* _What is asked_: Print each of the following entries verbatim, keeping every line unchanged.

<<<<

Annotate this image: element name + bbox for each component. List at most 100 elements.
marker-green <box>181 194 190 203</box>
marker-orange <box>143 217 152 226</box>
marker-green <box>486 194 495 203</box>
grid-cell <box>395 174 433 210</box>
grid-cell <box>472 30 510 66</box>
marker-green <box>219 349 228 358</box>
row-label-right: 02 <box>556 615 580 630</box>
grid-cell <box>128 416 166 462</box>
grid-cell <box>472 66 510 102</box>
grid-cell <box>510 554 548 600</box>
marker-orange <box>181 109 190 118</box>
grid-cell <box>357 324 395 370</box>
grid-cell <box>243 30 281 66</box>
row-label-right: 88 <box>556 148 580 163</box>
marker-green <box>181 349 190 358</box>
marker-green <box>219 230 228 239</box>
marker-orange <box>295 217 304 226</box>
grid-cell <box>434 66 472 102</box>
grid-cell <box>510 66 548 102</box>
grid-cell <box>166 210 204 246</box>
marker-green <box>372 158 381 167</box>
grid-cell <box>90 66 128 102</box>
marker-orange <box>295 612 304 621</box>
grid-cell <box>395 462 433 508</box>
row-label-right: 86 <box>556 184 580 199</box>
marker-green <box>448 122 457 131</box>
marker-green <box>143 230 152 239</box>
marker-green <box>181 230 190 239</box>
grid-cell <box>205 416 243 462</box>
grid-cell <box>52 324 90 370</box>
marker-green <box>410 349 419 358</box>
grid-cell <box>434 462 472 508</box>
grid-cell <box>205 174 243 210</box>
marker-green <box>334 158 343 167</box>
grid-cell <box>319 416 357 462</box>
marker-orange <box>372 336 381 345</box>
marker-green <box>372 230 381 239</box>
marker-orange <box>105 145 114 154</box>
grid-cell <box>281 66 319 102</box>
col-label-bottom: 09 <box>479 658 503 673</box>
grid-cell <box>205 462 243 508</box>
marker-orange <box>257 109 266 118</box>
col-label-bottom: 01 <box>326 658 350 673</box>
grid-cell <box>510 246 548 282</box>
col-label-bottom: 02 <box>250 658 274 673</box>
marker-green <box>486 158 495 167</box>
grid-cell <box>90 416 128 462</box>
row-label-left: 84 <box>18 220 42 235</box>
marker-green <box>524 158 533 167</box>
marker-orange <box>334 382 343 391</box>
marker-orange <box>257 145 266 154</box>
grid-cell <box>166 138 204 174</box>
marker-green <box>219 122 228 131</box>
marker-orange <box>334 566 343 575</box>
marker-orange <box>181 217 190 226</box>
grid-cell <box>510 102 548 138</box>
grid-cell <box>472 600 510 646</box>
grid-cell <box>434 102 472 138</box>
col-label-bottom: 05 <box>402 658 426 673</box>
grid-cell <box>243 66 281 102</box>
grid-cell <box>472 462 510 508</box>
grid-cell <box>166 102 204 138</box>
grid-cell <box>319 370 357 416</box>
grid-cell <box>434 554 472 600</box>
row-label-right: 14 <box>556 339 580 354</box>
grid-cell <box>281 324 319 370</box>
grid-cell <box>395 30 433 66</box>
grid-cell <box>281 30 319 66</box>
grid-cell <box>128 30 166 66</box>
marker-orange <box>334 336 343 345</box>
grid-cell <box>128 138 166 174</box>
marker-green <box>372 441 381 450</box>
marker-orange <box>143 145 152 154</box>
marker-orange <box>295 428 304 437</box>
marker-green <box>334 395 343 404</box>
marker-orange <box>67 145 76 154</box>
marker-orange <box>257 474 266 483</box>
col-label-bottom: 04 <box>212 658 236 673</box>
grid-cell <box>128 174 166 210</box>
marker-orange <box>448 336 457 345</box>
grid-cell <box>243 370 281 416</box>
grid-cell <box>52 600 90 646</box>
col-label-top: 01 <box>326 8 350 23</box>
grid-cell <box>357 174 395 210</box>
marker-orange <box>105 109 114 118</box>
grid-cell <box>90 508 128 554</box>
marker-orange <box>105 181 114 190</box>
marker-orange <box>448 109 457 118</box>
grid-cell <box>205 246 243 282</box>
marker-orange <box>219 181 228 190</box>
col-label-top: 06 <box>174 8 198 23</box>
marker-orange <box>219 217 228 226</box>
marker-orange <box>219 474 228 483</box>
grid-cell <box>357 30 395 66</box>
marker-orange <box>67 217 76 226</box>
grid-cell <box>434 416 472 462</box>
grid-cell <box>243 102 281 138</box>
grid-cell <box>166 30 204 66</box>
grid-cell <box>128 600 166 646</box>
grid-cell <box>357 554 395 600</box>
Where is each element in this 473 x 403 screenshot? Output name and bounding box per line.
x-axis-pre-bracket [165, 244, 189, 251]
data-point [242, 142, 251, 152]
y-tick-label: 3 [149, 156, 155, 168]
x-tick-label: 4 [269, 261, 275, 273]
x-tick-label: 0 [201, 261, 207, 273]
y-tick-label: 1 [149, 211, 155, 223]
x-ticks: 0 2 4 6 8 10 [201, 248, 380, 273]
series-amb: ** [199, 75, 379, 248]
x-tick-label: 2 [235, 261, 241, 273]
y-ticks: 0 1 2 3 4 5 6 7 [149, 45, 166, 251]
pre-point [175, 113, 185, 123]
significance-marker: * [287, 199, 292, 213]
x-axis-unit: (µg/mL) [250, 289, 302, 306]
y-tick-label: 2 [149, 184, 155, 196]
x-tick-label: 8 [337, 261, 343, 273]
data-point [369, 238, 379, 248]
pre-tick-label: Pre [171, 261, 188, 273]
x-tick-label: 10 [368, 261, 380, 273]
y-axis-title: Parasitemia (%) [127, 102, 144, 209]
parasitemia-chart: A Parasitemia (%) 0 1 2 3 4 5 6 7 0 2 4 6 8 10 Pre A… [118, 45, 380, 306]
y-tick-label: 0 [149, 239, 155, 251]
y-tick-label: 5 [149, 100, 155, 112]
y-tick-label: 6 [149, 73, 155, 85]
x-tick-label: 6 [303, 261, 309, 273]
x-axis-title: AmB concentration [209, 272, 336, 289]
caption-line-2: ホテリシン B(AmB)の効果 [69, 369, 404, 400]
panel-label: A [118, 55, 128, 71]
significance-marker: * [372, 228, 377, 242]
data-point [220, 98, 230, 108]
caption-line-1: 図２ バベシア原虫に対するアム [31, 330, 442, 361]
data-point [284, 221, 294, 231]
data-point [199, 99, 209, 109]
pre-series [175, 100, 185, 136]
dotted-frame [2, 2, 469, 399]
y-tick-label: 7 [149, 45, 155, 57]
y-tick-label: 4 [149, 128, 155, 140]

>>>>

* _Solution_:
Annotate this image: element name + bbox for each component. List at most 100 elements.
marker-green <box>181 194 190 203</box>
marker-orange <box>143 217 152 226</box>
marker-green <box>486 194 495 203</box>
grid-cell <box>395 174 433 210</box>
grid-cell <box>472 30 510 66</box>
marker-green <box>219 349 228 358</box>
row-label-right: 02 <box>556 615 580 630</box>
grid-cell <box>128 416 166 462</box>
grid-cell <box>472 66 510 102</box>
grid-cell <box>510 554 548 600</box>
marker-orange <box>181 109 190 118</box>
grid-cell <box>357 324 395 370</box>
grid-cell <box>243 30 281 66</box>
row-label-right: 88 <box>556 148 580 163</box>
marker-green <box>181 349 190 358</box>
marker-green <box>219 230 228 239</box>
marker-orange <box>295 217 304 226</box>
grid-cell <box>434 66 472 102</box>
grid-cell <box>510 66 548 102</box>
grid-cell <box>166 210 204 246</box>
marker-green <box>372 158 381 167</box>
grid-cell <box>90 66 128 102</box>
marker-orange <box>295 612 304 621</box>
grid-cell <box>395 462 433 508</box>
row-label-right: 86 <box>556 184 580 199</box>
marker-green <box>448 122 457 131</box>
marker-green <box>143 230 152 239</box>
marker-green <box>181 230 190 239</box>
grid-cell <box>205 416 243 462</box>
grid-cell <box>52 324 90 370</box>
marker-green <box>410 349 419 358</box>
grid-cell <box>434 462 472 508</box>
grid-cell <box>205 174 243 210</box>
marker-green <box>334 158 343 167</box>
grid-cell <box>319 416 357 462</box>
marker-orange <box>372 336 381 345</box>
marker-green <box>372 230 381 239</box>
marker-orange <box>105 145 114 154</box>
grid-cell <box>281 66 319 102</box>
col-label-bottom: 09 <box>479 658 503 673</box>
grid-cell <box>205 462 243 508</box>
marker-orange <box>257 109 266 118</box>
col-label-bottom: 01 <box>326 658 350 673</box>
grid-cell <box>510 246 548 282</box>
col-label-bottom: 02 <box>250 658 274 673</box>
marker-green <box>486 158 495 167</box>
grid-cell <box>90 416 128 462</box>
row-label-left: 84 <box>18 220 42 235</box>
marker-green <box>524 158 533 167</box>
marker-orange <box>334 382 343 391</box>
marker-orange <box>257 145 266 154</box>
grid-cell <box>166 138 204 174</box>
marker-green <box>219 122 228 131</box>
marker-orange <box>334 566 343 575</box>
marker-orange <box>181 217 190 226</box>
grid-cell <box>510 102 548 138</box>
grid-cell <box>472 600 510 646</box>
grid-cell <box>434 102 472 138</box>
col-label-bottom: 05 <box>402 658 426 673</box>
grid-cell <box>243 66 281 102</box>
grid-cell <box>472 462 510 508</box>
grid-cell <box>166 102 204 138</box>
grid-cell <box>319 370 357 416</box>
grid-cell <box>434 554 472 600</box>
row-label-right: 14 <box>556 339 580 354</box>
grid-cell <box>281 324 319 370</box>
grid-cell <box>395 30 433 66</box>
grid-cell <box>281 30 319 66</box>
grid-cell <box>128 30 166 66</box>
marker-orange <box>334 336 343 345</box>
grid-cell <box>128 138 166 174</box>
marker-green <box>372 441 381 450</box>
marker-orange <box>143 145 152 154</box>
marker-orange <box>295 428 304 437</box>
marker-green <box>334 395 343 404</box>
marker-orange <box>67 145 76 154</box>
marker-orange <box>257 474 266 483</box>
col-label-bottom: 04 <box>212 658 236 673</box>
grid-cell <box>128 174 166 210</box>
marker-orange <box>448 336 457 345</box>
grid-cell <box>243 370 281 416</box>
grid-cell <box>52 600 90 646</box>
col-label-top: 01 <box>326 8 350 23</box>
grid-cell <box>357 174 395 210</box>
marker-orange <box>105 109 114 118</box>
grid-cell <box>90 508 128 554</box>
marker-orange <box>105 181 114 190</box>
marker-orange <box>448 109 457 118</box>
grid-cell <box>205 246 243 282</box>
marker-orange <box>219 181 228 190</box>
col-label-top: 06 <box>174 8 198 23</box>
marker-orange <box>219 217 228 226</box>
marker-orange <box>219 474 228 483</box>
grid-cell <box>357 30 395 66</box>
marker-orange <box>67 217 76 226</box>
grid-cell <box>434 416 472 462</box>
grid-cell <box>243 102 281 138</box>
grid-cell <box>166 30 204 66</box>
grid-cell <box>128 600 166 646</box>
grid-cell <box>357 554 395 600</box>
Where is each element in this 473 x 403 screenshot? Output name and bounding box per line.
x-axis-pre-bracket [165, 244, 189, 251]
data-point [242, 142, 251, 152]
y-tick-label: 3 [149, 156, 155, 168]
x-tick-label: 4 [269, 261, 275, 273]
x-tick-label: 0 [201, 261, 207, 273]
y-tick-label: 1 [149, 211, 155, 223]
x-ticks: 0 2 4 6 8 10 [201, 248, 380, 273]
series-amb: ** [199, 75, 379, 248]
x-tick-label: 2 [235, 261, 241, 273]
y-ticks: 0 1 2 3 4 5 6 7 [149, 45, 166, 251]
pre-point [175, 113, 185, 123]
significance-marker: * [287, 199, 292, 213]
x-axis-unit: (µg/mL) [250, 289, 302, 306]
y-tick-label: 2 [149, 184, 155, 196]
x-tick-label: 8 [337, 261, 343, 273]
data-point [369, 238, 379, 248]
pre-tick-label: Pre [171, 261, 188, 273]
x-tick-label: 10 [368, 261, 380, 273]
y-axis-title: Parasitemia (%) [127, 102, 144, 209]
parasitemia-chart: A Parasitemia (%) 0 1 2 3 4 5 6 7 0 2 4 6 8 10 Pre A… [118, 45, 380, 306]
y-tick-label: 0 [149, 239, 155, 251]
y-tick-label: 5 [149, 100, 155, 112]
y-tick-label: 6 [149, 73, 155, 85]
x-tick-label: 6 [303, 261, 309, 273]
x-axis-title: AmB concentration [209, 272, 336, 289]
caption-line-2: ホテリシン B(AmB)の効果 [69, 369, 404, 400]
panel-label: A [118, 55, 128, 71]
significance-marker: * [372, 228, 377, 242]
data-point [220, 98, 230, 108]
caption-line-1: 図２ バベシア原虫に対するアム [31, 330, 442, 361]
data-point [284, 221, 294, 231]
data-point [199, 99, 209, 109]
pre-series [175, 100, 185, 136]
dotted-frame [2, 2, 469, 399]
y-tick-label: 7 [149, 45, 155, 57]
y-tick-label: 4 [149, 128, 155, 140]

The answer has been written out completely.